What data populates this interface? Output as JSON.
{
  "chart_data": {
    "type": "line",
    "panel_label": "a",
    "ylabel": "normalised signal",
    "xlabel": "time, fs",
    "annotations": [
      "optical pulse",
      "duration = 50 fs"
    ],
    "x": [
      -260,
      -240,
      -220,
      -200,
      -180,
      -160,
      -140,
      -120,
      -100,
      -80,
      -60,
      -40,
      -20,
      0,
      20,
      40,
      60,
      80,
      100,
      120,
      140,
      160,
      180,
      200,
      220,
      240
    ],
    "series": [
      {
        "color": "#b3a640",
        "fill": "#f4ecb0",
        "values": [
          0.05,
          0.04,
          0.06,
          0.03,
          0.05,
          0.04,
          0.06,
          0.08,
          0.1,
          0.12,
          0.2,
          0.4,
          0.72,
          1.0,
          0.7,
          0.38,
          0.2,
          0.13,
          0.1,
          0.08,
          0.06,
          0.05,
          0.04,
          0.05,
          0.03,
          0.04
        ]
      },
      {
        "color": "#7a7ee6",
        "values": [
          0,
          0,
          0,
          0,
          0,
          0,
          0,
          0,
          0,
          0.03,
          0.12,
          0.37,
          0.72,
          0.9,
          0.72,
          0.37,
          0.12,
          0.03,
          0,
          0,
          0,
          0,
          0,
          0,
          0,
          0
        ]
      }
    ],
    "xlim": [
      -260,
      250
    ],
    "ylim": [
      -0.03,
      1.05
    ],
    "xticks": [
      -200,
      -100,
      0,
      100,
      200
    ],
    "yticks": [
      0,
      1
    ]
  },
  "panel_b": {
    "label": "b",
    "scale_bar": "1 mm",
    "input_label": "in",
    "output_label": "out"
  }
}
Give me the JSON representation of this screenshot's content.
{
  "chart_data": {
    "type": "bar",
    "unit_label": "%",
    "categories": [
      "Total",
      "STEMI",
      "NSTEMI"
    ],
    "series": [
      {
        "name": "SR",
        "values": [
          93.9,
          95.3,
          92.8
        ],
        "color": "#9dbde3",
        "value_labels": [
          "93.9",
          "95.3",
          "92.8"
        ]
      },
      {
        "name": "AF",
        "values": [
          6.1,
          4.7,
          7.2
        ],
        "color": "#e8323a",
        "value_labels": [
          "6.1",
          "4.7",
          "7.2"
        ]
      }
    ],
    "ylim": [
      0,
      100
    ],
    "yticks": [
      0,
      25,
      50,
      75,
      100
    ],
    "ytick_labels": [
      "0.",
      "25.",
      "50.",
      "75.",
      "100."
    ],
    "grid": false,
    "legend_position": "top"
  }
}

(WHAT YOU ARE ASKED TO DO): Reproduce nothing but the lines from the line containing "Give me the" to the last line of the data, each exactly as written.

(RESPONSE TO THIS TASK):
Give me the JSON representation of this screenshot's content.
{
  "chart_data": {
    "type": "bar",
    "unit_label": "%",
    "categories": [
      "Total",
      "STEMI",
      "NSTEMI"
    ],
    "series": [
      {
        "name": "SR",
        "values": [
          93.9,
          95.3,
          92.8
        ],
        "color": "#9dbde3",
        "value_labels": [
          "93.9",
          "95.3",
          "92.8"
        ]
      },
      {
        "name": "AF",
        "values": [
          6.1,
          4.7,
          7.2
        ],
        "color": "#e8323a",
        "value_labels": [
          "6.1",
          "4.7",
          "7.2"
        ]
      }
    ],
    "ylim": [
      0,
      100
    ],
    "yticks": [
      0,
      25,
      50,
      75,
      100
    ],
    "ytick_labels": [
      "0.",
      "25.",
      "50.",
      "75.",
      "100."
    ],
    "grid": false,
    "legend_position": "top"
  }
}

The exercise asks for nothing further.